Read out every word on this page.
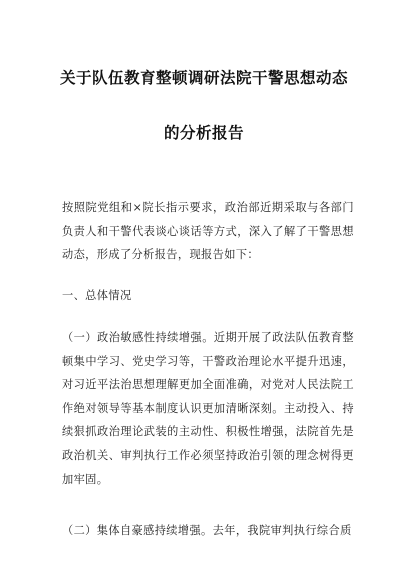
关于队伍教育整顿调研法院干警思想动态
的分析报告
按照院党组和×院长指示要求，政治部近期采取与各部门负责人和干警代表谈心谈话等方式，深入了解了干警思想动态，形成了分析报告，现报告如下：
一、总体情况
（一）政治敏感性持续增强。近期开展了政法队伍教育整顿集中学习、党史学习等，干警政治理论水平提升迅速，对习近平法治思想理解更加全面准确，对党对人民法院工作绝对领导等基本制度认识更加清晰深刻。主动投入、持续狠抓政治理论武装的主动性、积极性增强，法院首先是政治机关、审判执行工作必须坚持政治引领的理念树得更加牢固。
（二）集体自豪感持续增强。去年，我院审判执行综合质
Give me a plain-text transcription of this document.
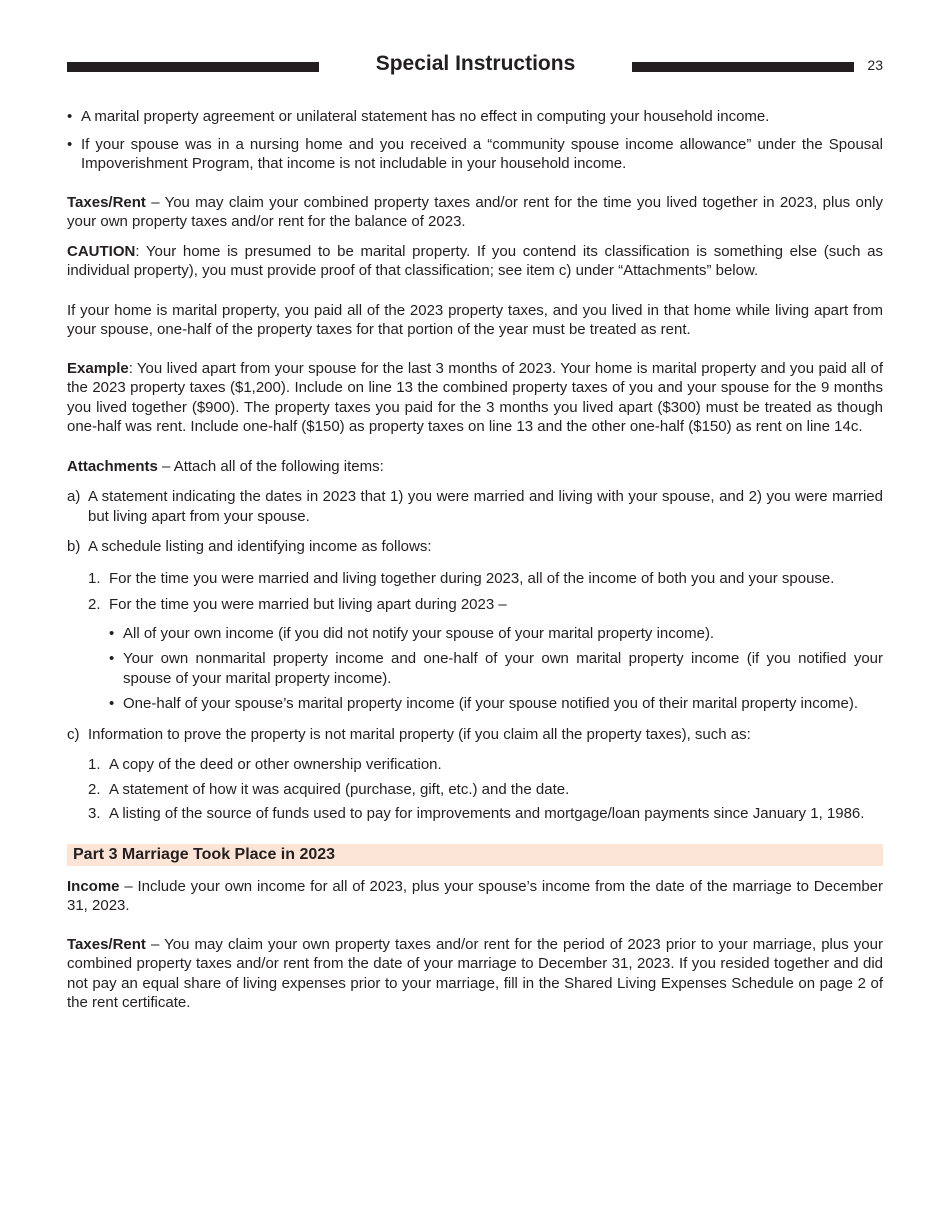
Special Instructions	23
• A marital property agreement or unilateral statement has no effect in computing your household income.
• If your spouse was in a nursing home and you received a “community spouse income allowance” under the Spousal Impoverishment Program, that income is not includable in your household income.

Taxes/Rent – You may claim your combined property taxes and/or rent for the time you lived together in 2023, plus only your own property taxes and/or rent for the balance of 2023.

CAUTION: Your home is presumed to be marital property. If you contend its classification is something else (such as individual property), you must provide proof of that classification; see item c) under “Attachments” below.

If your home is marital property, you paid all of the 2023 property taxes, and you lived in that home while living apart from your spouse, one-half of the property taxes for that portion of the year must be treated as rent.

Example: You lived apart from your spouse for the last 3 months of 2023. Your home is marital property and you paid all of the 2023 property taxes ($1,200). Include on line 13 the combined property taxes of you and your spouse for the 9 months you lived together ($900). The property taxes you paid for the 3 months you lived apart ($300) must be treated as though one-half was rent. Include one-half ($150) as property taxes on line 13 and the other one-half ($150) as rent on line 14c.

Attachments – Attach all of the following items:

a) A statement indicating the dates in 2023 that 1) you were married and living with your spouse, and 2) you were married but living apart from your spouse.
b) A schedule listing and identifying income as follows:
1. For the time you were married and living together during 2023, all of the income of both you and your spouse.
2. For the time you were married but living apart during 2023 –
• All of your own income (if you did not notify your spouse of your marital property income).
• Your own nonmarital property income and one-half of your own marital property income (if you notified your spouse of your marital property income).
• One-half of your spouse’s marital property income (if your spouse notified you of their marital property income).
c) Information to prove the property is not marital property (if you claim all the property taxes), such as:
1. A copy of the deed or other ownership verification.
2. A statement of how it was acquired (purchase, gift, etc.) and the date.
3. A listing of the source of funds used to pay for improvements and mortgage/loan payments since January 1, 1986.
Part 3 Marriage Took Place in 2023

Income – Include your own income for all of 2023, plus your spouse’s income from the date of the marriage to December 31, 2023.

Taxes/Rent – You may claim your own property taxes and/or rent for the period of 2023 prior to your marriage, plus your combined property taxes and/or rent from the date of your marriage to December 31, 2023. If you resided together and did not pay an equal share of living expenses prior to your marriage, fill in the Shared Living Expenses Schedule on page 2 of the rent certificate.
- - - - -
> _EXERCISE DIRECTIONS_
Leave the pictures out, and transcribe each of the records exactly.

> _REPLY_
Read out every word on this page.
关于队伍教育整顿调研法院干警思想动态
的分析报告
按照院党组和×院长指示要求，政治部近期采取与各部门负责人和干警代表谈心谈话等方式，深入了解了干警思想动态，形成了分析报告，现报告如下：
一、总体情况
（一）政治敏感性持续增强。近期开展了政法队伍教育整顿集中学习、党史学习等，干警政治理论水平提升迅速，对习近平法治思想理解更加全面准确，对党对人民法院工作绝对领导等基本制度认识更加清晰深刻。主动投入、持续狠抓政治理论武装的主动性、积极性增强，法院首先是政治机关、审判执行工作必须坚持政治引领的理念树得更加牢固。
（二）集体自豪感持续增强。去年，我院审判执行综合质
Give me a plain-text transcription of this document.
Special Instructions	23
• A marital property agreement or unilateral statement has no effect in computing your household income.
• If your spouse was in a nursing home and you received a “community spouse income allowance” under the Spousal Impoverishment Program, that income is not includable in your household income.

Taxes/Rent – You may claim your combined property taxes and/or rent for the time you lived together in 2023, plus only your own property taxes and/or rent for the balance of 2023.

CAUTION: Your home is presumed to be marital property. If you contend its classification is something else (such as individual property), you must provide proof of that classification; see item c) under “Attachments” below.

If your home is marital property, you paid all of the 2023 property taxes, and you lived in that home while living apart from your spouse, one-half of the property taxes for that portion of the year must be treated as rent.

Example: You lived apart from your spouse for the last 3 months of 2023. Your home is marital property and you paid all of the 2023 property taxes ($1,200). Include on line 13 the combined property taxes of you and your spouse for the 9 months you lived together ($900). The property taxes you paid for the 3 months you lived apart ($300) must be treated as though one-half was rent. Include one-half ($150) as property taxes on line 13 and the other one-half ($150) as rent on line 14c.

Attachments – Attach all of the following items:

a) A statement indicating the dates in 2023 that 1) you were married and living with your spouse, and 2) you were married but living apart from your spouse.
b) A schedule listing and identifying income as follows:
1. For the time you were married and living together during 2023, all of the income of both you and your spouse.
2. For the time you were married but living apart during 2023 –
• All of your own income (if you did not notify your spouse of your marital property income).
• Your own nonmarital property income and one-half of your own marital property income (if you notified your spouse of your marital property income).
• One-half of your spouse’s marital property income (if your spouse notified you of their marital property income).
c) Information to prove the property is not marital property (if you claim all the property taxes), such as:
1. A copy of the deed or other ownership verification.
2. A statement of how it was acquired (purchase, gift, etc.) and the date.
3. A listing of the source of funds used to pay for improvements and mortgage/loan payments since January 1, 1986.
Part 3 Marriage Took Place in 2023

Income – Include your own income for all of 2023, plus your spouse’s income from the date of the marriage to December 31, 2023.

Taxes/Rent – You may claim your own property taxes and/or rent for the period of 2023 prior to your marriage, plus your combined property taxes and/or rent from the date of your marriage to December 31, 2023. If you resided together and did not pay an equal share of living expenses prior to your marriage, fill in the Shared Living Expenses Schedule on page 2 of the rent certificate.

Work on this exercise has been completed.